== OBJECTIVE ==
Copy out every row below word for word, but leave out the pictures.

* START *

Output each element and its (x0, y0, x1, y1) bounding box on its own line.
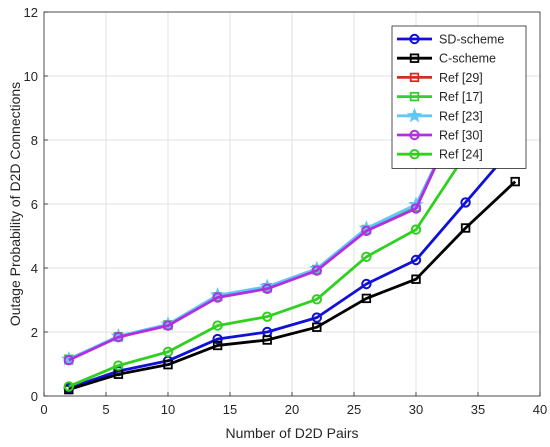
data-point-marker (411, 274, 421, 284)
legend-marker (409, 149, 420, 160)
legend-marker (409, 33, 420, 45)
data-point-marker (312, 322, 322, 332)
data-point-marker (361, 251, 372, 262)
legend-marker (409, 91, 420, 102)
data-point-marker (410, 254, 422, 266)
legend: SD-scheme C-scheme Ref [29] Ref [17] Ref [23… (391, 25, 527, 169)
y-tick-label: 12 (24, 5, 38, 20)
legend-label: SD-scheme (439, 33, 504, 47)
y-tick-label: 0 (31, 389, 38, 404)
y-tick-label: 8 (31, 133, 38, 148)
legend-label: Ref [17] (439, 90, 483, 104)
data-point-marker (361, 225, 372, 237)
legend-item: Ref [23] (397, 107, 483, 123)
x-tick-label: 20 (285, 402, 299, 417)
y-tick-label: 10 (24, 69, 38, 84)
legend-marker (406, 107, 423, 123)
legend-item: Ref [24] (397, 148, 483, 162)
legend-label: Ref [30] (439, 129, 483, 143)
data-point-marker (460, 197, 471, 208)
series-line (68, 132, 483, 388)
x-tick-label: 10 (161, 402, 175, 417)
legend-item: C-scheme (397, 52, 496, 66)
y-tick-label: 2 (31, 325, 38, 340)
data-point-marker (212, 340, 223, 351)
data-point-marker (410, 224, 422, 235)
legend-label: C-scheme (439, 52, 496, 66)
legend-item: SD-scheme (397, 33, 504, 47)
legend-marker (409, 53, 420, 63)
x-tick-label: 35 (471, 402, 485, 417)
data-point-marker (361, 278, 372, 290)
data-point-marker (262, 283, 273, 294)
x-tick-label: 25 (347, 402, 361, 417)
data-point-marker (262, 335, 272, 345)
data-point-marker (162, 320, 174, 331)
legend-item: Ref [29] (397, 71, 483, 85)
data-point-marker (410, 203, 422, 214)
series-line (68, 133, 452, 362)
legend-label: Ref [23] (439, 109, 483, 123)
data-point-marker (113, 331, 124, 343)
data-point-marker (63, 354, 75, 366)
legend-marker (409, 129, 420, 141)
data-point-marker (162, 346, 174, 358)
data-point-marker (311, 265, 322, 276)
legend-label: Ref [24] (439, 148, 483, 162)
data-point-marker (311, 312, 322, 323)
y-tick-label: 4 (31, 261, 38, 276)
series-line (68, 180, 517, 391)
data-point-marker (460, 223, 471, 233)
data-point-marker (212, 333, 223, 345)
data-point-marker (63, 381, 75, 392)
y-axis-label: Outage Probability of D2D Connections (7, 82, 23, 326)
x-tick-label: 15 (223, 402, 237, 417)
data-point-marker (113, 360, 124, 371)
data-point-marker (212, 292, 223, 303)
series-line (68, 143, 517, 390)
data-point-marker (510, 176, 520, 187)
x-axis-label: Number of D2D Pairs (225, 425, 358, 441)
axis-ticks: 0 5 10 15 20 25 30 35 40 0 2 4 6 8 10 12 (24, 5, 548, 417)
data-point-marker (110, 328, 127, 343)
legend-item: Ref [17] (397, 90, 483, 104)
y-tick-label: 6 (31, 197, 38, 212)
x-tick-label: 30 (409, 402, 423, 417)
x-tick-label: 0 (40, 402, 47, 417)
data-point-marker (163, 359, 173, 370)
legend-label: Ref [29] (439, 71, 483, 85)
data-point-marker (262, 311, 273, 322)
data-point-marker (311, 294, 322, 305)
legend-marker (409, 72, 420, 83)
series-layer (61, 132, 521, 395)
series-ref-30 (63, 133, 452, 366)
x-tick-label: 5 (102, 402, 109, 417)
x-tick-label: 40 (533, 402, 547, 417)
data-point-marker (361, 293, 372, 304)
data-point-marker (212, 320, 223, 331)
legend-item: Ref [30] (397, 129, 483, 143)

* END *

== WRITTEN ANSWER ==
Output each element and its (x0, y0, x1, y1) bounding box on its own line.
data-point-marker (411, 274, 421, 284)
legend-marker (409, 149, 420, 160)
legend-marker (409, 33, 420, 45)
data-point-marker (312, 322, 322, 332)
data-point-marker (361, 251, 372, 262)
legend-marker (409, 91, 420, 102)
data-point-marker (410, 254, 422, 266)
legend: SD-scheme C-scheme Ref [29] Ref [17] Ref [23… (391, 25, 527, 169)
y-tick-label: 12 (24, 5, 38, 20)
legend-label: SD-scheme (439, 33, 504, 47)
y-tick-label: 0 (31, 389, 38, 404)
y-tick-label: 8 (31, 133, 38, 148)
legend-label: Ref [17] (439, 90, 483, 104)
data-point-marker (361, 225, 372, 237)
legend-item: Ref [23] (397, 107, 483, 123)
x-tick-label: 20 (285, 402, 299, 417)
y-tick-label: 10 (24, 69, 38, 84)
legend-marker (406, 107, 423, 123)
legend-item: Ref [24] (397, 148, 483, 162)
legend-label: Ref [30] (439, 129, 483, 143)
data-point-marker (460, 197, 471, 208)
series-line (68, 132, 483, 388)
x-tick-label: 10 (161, 402, 175, 417)
legend-item: C-scheme (397, 52, 496, 66)
y-tick-label: 2 (31, 325, 38, 340)
data-point-marker (212, 340, 223, 351)
data-point-marker (410, 224, 422, 235)
legend-label: C-scheme (439, 52, 496, 66)
legend-item: SD-scheme (397, 33, 504, 47)
legend-marker (409, 53, 420, 63)
x-tick-label: 35 (471, 402, 485, 417)
data-point-marker (361, 278, 372, 290)
data-point-marker (262, 283, 273, 294)
x-tick-label: 25 (347, 402, 361, 417)
data-point-marker (262, 335, 272, 345)
data-point-marker (162, 320, 174, 331)
legend-item: Ref [29] (397, 71, 483, 85)
data-point-marker (410, 203, 422, 214)
series-line (68, 133, 452, 362)
legend-label: Ref [23] (439, 109, 483, 123)
data-point-marker (113, 331, 124, 343)
data-point-marker (63, 354, 75, 366)
legend-marker (409, 129, 420, 141)
data-point-marker (162, 346, 174, 358)
data-point-marker (311, 265, 322, 276)
legend-label: Ref [24] (439, 148, 483, 162)
data-point-marker (311, 312, 322, 323)
y-tick-label: 4 (31, 261, 38, 276)
series-line (68, 180, 517, 391)
data-point-marker (460, 223, 471, 233)
data-point-marker (212, 333, 223, 345)
data-point-marker (63, 381, 75, 392)
y-axis-label: Outage Probability of D2D Connections (7, 82, 23, 326)
x-tick-label: 15 (223, 402, 237, 417)
data-point-marker (113, 360, 124, 371)
data-point-marker (212, 292, 223, 303)
series-line (68, 143, 517, 390)
data-point-marker (510, 176, 520, 187)
x-axis-label: Number of D2D Pairs (225, 425, 358, 441)
axis-ticks: 0 5 10 15 20 25 30 35 40 0 2 4 6 8 10 12 (24, 5, 548, 417)
data-point-marker (110, 328, 127, 343)
legend-item: Ref [17] (397, 90, 483, 104)
y-tick-label: 6 (31, 197, 38, 212)
x-tick-label: 30 (409, 402, 423, 417)
x-tick-label: 0 (40, 402, 47, 417)
data-point-marker (163, 359, 173, 370)
legend-label: Ref [29] (439, 71, 483, 85)
data-point-marker (262, 311, 273, 322)
data-point-marker (311, 294, 322, 305)
legend-marker (409, 72, 420, 83)
series-layer (61, 132, 521, 395)
series-ref-30 (63, 133, 452, 366)
x-tick-label: 5 (102, 402, 109, 417)
x-tick-label: 40 (533, 402, 547, 417)
data-point-marker (361, 293, 372, 304)
data-point-marker (212, 320, 223, 331)
legend-item: Ref [30] (397, 129, 483, 143)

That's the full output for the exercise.